The exercise asks you to copy every line below in which "ylabel" appears.
##### EXERCISE MATERIAL #####
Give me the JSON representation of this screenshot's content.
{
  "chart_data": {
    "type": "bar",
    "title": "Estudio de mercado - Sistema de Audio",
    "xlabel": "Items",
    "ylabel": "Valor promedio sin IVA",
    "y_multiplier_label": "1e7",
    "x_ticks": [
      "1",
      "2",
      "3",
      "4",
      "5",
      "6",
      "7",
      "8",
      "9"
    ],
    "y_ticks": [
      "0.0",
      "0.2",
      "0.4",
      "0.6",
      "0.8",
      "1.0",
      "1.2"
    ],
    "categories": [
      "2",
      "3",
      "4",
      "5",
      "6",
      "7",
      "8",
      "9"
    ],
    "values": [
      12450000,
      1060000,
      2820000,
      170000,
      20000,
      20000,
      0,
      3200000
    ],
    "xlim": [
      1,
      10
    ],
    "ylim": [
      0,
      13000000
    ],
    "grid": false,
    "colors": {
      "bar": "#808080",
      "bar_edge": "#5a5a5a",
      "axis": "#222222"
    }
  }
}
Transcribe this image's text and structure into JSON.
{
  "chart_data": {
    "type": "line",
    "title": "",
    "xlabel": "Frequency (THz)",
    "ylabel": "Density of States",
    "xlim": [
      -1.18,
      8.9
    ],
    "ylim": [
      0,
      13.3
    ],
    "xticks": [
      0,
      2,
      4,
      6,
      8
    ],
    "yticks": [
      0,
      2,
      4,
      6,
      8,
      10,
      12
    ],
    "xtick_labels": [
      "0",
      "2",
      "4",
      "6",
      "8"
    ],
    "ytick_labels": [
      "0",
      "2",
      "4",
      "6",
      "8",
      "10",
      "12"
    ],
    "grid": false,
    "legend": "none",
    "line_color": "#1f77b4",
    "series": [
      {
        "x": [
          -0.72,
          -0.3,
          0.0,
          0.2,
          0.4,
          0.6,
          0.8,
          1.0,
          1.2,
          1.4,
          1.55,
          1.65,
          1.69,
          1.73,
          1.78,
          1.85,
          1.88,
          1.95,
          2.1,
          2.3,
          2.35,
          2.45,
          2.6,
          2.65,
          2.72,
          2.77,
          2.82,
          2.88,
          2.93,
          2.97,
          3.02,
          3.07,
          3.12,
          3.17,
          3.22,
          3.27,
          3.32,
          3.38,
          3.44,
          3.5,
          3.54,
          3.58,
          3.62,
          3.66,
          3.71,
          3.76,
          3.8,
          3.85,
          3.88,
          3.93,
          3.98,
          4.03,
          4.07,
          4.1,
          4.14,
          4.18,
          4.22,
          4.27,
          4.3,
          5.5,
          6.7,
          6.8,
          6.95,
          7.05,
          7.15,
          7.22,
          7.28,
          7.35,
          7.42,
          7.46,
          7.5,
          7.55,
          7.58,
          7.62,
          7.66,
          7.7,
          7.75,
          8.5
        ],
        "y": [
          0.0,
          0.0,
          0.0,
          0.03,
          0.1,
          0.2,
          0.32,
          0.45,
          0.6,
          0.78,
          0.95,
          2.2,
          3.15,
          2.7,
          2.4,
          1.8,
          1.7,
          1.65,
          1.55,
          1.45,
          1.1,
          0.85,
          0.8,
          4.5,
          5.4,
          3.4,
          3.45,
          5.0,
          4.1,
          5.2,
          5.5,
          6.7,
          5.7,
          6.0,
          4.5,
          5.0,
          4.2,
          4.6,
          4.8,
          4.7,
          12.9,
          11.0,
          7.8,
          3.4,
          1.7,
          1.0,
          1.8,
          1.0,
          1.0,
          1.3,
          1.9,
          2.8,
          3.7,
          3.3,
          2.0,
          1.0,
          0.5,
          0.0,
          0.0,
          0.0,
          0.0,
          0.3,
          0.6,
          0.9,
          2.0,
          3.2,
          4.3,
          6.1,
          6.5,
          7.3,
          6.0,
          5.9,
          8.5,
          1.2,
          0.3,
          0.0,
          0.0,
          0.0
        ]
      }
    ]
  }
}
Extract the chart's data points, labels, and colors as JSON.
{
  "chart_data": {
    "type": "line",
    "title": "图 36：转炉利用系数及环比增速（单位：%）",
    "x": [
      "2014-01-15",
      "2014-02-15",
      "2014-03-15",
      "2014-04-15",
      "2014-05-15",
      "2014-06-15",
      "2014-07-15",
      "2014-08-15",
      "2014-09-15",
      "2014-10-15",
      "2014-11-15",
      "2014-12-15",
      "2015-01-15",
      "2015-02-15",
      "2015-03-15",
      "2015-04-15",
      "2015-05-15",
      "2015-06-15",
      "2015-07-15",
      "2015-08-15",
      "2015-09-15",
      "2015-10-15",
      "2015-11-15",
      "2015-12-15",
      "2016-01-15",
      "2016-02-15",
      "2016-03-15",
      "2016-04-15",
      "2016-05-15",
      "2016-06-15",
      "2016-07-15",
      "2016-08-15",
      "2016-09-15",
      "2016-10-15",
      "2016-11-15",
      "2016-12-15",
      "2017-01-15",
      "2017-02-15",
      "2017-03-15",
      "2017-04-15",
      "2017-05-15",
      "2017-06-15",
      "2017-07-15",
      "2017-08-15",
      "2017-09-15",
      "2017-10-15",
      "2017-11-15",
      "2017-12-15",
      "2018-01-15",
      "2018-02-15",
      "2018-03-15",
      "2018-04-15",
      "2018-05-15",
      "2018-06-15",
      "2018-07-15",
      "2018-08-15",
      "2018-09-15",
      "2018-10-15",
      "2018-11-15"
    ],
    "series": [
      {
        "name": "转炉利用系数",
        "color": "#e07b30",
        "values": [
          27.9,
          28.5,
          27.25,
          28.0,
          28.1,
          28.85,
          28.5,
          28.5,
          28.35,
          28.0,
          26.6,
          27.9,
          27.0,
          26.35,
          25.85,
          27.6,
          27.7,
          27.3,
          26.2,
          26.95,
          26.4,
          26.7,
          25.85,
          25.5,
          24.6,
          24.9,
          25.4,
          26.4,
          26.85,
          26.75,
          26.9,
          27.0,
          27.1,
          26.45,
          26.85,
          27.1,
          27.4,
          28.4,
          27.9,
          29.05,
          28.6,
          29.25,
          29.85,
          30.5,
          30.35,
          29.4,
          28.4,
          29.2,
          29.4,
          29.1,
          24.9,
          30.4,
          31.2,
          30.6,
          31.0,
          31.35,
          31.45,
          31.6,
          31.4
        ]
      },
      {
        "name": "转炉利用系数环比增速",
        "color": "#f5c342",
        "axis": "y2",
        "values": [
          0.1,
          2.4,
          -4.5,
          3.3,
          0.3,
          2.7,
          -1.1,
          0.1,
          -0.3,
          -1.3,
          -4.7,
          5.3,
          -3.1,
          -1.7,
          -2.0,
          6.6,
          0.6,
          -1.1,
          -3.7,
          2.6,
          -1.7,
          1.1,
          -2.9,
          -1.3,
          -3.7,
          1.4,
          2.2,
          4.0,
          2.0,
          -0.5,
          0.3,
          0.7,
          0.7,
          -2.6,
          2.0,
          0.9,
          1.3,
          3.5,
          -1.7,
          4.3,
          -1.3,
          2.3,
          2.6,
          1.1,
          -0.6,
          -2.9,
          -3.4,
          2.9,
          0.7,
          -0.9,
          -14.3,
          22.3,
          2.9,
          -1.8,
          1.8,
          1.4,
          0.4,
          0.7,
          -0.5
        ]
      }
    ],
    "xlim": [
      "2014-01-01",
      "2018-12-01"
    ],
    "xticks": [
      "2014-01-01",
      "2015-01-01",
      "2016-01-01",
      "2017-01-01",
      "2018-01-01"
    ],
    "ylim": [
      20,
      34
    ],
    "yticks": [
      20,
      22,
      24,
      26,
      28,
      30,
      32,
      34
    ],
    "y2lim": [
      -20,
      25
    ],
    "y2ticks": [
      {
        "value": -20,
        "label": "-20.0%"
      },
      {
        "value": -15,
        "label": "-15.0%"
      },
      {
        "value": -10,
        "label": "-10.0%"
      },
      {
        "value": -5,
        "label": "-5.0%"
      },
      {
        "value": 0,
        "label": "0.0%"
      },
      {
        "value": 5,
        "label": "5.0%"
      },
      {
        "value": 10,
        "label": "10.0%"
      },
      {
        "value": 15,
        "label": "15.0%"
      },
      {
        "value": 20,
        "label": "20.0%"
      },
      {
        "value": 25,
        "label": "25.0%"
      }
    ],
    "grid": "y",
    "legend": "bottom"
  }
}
#####
■ FINAL RESULT ■
    "ylabel": "Valor promedio sin IVA",
    "ylabel": "Density of States",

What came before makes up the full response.